• _Instruction_:
Below you will find a set of lines. Repeat them all exactly.

• _Supplied material_:

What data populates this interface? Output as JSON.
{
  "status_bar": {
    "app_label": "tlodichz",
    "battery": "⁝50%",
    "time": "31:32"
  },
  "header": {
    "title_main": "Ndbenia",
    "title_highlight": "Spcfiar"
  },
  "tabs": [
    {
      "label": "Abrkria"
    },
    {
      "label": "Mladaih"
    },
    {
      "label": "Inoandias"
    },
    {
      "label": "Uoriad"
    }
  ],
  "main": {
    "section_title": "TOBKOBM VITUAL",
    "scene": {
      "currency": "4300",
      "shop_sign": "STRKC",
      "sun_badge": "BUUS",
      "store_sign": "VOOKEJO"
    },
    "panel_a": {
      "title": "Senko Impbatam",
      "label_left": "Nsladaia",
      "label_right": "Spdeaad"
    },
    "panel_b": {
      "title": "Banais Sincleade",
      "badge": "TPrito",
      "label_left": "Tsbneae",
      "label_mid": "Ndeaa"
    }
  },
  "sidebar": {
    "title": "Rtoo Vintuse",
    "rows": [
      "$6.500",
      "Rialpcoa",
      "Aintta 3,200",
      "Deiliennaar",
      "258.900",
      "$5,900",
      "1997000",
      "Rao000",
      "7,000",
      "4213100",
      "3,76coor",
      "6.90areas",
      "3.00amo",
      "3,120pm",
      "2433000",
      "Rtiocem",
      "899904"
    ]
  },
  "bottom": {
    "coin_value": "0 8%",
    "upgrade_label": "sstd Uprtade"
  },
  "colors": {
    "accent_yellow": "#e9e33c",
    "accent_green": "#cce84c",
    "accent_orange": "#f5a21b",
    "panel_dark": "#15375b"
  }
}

• _The output_:
What data populates this interface? Output as JSON.
{
  "status_bar": {
    "app_label": "tlodichz",
    "battery": "⁝50%",
    "time": "31:32"
  },
  "header": {
    "title_main": "Ndbenia",
    "title_highlight": "Spcfiar"
  },
  "tabs": [
    {
      "label": "Abrkria"
    },
    {
      "label": "Mladaih"
    },
    {
      "label": "Inoandias"
    },
    {
      "label": "Uoriad"
    }
  ],
  "main": {
    "section_title": "TOBKOBM VITUAL",
    "scene": {
      "currency": "4300",
      "shop_sign": "STRKC",
      "sun_badge": "BUUS",
      "store_sign": "VOOKEJO"
    },
    "panel_a": {
      "title": "Senko Impbatam",
      "label_left": "Nsladaia",
      "label_right": "Spdeaad"
    },
    "panel_b": {
      "title": "Banais Sincleade",
      "badge": "TPrito",
      "label_left": "Tsbneae",
      "label_mid": "Ndeaa"
    }
  },
  "sidebar": {
    "title": "Rtoo Vintuse",
    "rows": [
      "$6.500",
      "Rialpcoa",
      "Aintta 3,200",
      "Deiliennaar",
      "258.900",
      "$5,900",
      "1997000",
      "Rao000",
      "7,000",
      "4213100",
      "3,76coor",
      "6.90areas",
      "3.00amo",
      "3,120pm",
      "2433000",
      "Rtiocem",
      "899904"
    ]
  },
  "bottom": {
    "coin_value": "0 8%",
    "upgrade_label": "sstd Uprtade"
  },
  "colors": {
    "accent_yellow": "#e9e33c",
    "accent_green": "#cce84c",
    "accent_orange": "#f5a21b",
    "panel_dark": "#15375b"
  }
}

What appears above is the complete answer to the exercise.